### WORK INSTRUCTIONS
State the number of lines in these records that include the word "MaxMin", and add nothing to it.

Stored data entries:
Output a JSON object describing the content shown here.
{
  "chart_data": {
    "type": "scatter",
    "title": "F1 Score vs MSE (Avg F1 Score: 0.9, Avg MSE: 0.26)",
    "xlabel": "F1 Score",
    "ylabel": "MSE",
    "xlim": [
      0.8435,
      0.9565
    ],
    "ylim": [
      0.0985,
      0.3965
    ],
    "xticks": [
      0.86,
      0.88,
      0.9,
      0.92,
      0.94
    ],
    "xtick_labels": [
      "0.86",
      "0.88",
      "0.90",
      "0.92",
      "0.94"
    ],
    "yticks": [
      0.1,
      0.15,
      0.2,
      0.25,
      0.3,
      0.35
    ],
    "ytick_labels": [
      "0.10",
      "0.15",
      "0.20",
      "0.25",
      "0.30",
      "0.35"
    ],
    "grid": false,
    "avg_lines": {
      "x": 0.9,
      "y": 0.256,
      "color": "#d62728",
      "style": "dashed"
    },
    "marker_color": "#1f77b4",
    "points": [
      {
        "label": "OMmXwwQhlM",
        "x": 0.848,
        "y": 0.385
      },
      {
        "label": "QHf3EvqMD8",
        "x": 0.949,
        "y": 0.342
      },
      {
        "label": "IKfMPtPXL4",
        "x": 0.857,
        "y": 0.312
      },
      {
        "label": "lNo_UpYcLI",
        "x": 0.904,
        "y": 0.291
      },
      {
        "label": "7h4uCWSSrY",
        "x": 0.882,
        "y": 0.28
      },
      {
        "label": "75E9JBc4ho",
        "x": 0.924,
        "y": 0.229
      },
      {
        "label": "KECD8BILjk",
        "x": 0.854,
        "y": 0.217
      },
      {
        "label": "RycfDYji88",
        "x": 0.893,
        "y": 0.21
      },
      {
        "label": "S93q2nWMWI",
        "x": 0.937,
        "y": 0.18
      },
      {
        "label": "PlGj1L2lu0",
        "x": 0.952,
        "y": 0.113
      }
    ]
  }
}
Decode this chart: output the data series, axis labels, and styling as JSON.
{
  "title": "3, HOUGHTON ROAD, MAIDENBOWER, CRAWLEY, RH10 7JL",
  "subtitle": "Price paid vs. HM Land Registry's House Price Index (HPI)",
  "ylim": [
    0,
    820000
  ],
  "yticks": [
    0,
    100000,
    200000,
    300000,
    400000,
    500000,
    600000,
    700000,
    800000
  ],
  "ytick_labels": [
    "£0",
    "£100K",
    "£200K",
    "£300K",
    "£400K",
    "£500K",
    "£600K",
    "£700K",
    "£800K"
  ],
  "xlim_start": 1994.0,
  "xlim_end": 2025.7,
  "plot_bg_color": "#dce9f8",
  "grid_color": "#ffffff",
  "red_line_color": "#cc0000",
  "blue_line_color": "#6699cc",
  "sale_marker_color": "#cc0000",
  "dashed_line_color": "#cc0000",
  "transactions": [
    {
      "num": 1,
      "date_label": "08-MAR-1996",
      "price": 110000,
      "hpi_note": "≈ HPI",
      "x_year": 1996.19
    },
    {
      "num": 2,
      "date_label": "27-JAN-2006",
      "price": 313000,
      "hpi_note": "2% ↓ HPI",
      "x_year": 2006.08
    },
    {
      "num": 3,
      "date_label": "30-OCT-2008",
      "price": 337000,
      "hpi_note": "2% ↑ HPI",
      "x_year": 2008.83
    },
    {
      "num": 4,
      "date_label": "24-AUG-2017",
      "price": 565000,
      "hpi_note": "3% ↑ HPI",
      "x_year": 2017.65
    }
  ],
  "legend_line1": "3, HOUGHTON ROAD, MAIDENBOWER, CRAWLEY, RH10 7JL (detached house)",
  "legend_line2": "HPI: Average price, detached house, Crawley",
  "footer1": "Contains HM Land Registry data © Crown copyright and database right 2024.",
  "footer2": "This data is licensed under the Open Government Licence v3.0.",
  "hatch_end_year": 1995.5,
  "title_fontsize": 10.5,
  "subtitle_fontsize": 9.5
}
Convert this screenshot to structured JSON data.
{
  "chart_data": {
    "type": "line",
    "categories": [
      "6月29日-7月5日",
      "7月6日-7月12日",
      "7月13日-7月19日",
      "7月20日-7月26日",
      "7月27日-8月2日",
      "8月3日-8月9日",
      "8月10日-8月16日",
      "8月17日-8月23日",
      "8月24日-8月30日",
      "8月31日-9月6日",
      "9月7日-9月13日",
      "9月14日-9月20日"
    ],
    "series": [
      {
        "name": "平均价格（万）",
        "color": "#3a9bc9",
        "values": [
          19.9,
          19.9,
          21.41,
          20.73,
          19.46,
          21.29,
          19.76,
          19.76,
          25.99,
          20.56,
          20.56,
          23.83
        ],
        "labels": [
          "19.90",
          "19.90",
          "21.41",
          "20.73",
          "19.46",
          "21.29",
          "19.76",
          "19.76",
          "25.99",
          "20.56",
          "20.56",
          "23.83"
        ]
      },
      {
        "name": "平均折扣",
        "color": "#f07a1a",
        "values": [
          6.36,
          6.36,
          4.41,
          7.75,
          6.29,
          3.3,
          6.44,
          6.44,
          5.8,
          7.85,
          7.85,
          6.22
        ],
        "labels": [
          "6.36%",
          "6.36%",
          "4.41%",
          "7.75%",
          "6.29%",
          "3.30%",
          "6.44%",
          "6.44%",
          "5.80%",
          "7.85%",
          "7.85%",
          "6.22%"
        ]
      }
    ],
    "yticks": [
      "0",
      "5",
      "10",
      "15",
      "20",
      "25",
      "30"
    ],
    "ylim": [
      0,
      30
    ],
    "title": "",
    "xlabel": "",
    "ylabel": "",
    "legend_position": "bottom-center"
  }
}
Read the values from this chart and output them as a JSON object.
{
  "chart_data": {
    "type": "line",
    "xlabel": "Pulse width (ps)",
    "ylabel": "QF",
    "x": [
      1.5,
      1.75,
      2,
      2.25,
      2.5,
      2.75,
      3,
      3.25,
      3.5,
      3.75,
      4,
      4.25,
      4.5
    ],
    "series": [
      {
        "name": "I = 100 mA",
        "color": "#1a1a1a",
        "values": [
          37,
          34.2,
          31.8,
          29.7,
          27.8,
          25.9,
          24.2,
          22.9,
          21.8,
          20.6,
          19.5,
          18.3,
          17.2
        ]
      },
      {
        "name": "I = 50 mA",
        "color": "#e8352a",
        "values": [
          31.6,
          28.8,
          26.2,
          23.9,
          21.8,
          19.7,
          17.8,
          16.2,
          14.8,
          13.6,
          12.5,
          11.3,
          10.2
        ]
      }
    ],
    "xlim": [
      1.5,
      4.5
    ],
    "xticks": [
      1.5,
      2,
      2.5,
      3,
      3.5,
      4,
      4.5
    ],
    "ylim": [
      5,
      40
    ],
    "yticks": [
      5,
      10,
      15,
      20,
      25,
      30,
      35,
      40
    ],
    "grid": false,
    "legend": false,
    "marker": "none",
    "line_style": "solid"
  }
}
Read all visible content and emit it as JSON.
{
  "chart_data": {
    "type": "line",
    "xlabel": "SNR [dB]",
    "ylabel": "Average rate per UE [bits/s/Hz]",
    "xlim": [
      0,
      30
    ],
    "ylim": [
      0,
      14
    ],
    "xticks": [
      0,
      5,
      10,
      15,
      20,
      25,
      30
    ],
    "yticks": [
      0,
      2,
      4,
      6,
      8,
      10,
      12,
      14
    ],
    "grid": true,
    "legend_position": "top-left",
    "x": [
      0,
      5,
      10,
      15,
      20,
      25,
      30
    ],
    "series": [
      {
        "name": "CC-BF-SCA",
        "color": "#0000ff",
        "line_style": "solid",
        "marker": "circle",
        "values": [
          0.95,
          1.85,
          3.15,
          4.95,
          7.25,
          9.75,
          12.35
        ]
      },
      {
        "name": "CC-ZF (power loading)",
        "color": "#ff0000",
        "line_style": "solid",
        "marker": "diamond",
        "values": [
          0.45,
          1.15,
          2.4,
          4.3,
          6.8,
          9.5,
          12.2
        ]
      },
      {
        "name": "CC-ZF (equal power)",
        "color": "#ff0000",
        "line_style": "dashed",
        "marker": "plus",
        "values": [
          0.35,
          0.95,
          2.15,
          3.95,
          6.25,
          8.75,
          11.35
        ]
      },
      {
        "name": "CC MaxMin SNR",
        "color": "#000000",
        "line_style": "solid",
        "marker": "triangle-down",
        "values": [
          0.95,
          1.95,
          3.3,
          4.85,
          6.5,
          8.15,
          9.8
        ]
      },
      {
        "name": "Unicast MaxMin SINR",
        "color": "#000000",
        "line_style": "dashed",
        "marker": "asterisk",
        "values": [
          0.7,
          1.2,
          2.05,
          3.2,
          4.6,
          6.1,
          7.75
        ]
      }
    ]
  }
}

### WRITTEN SOLUTION
2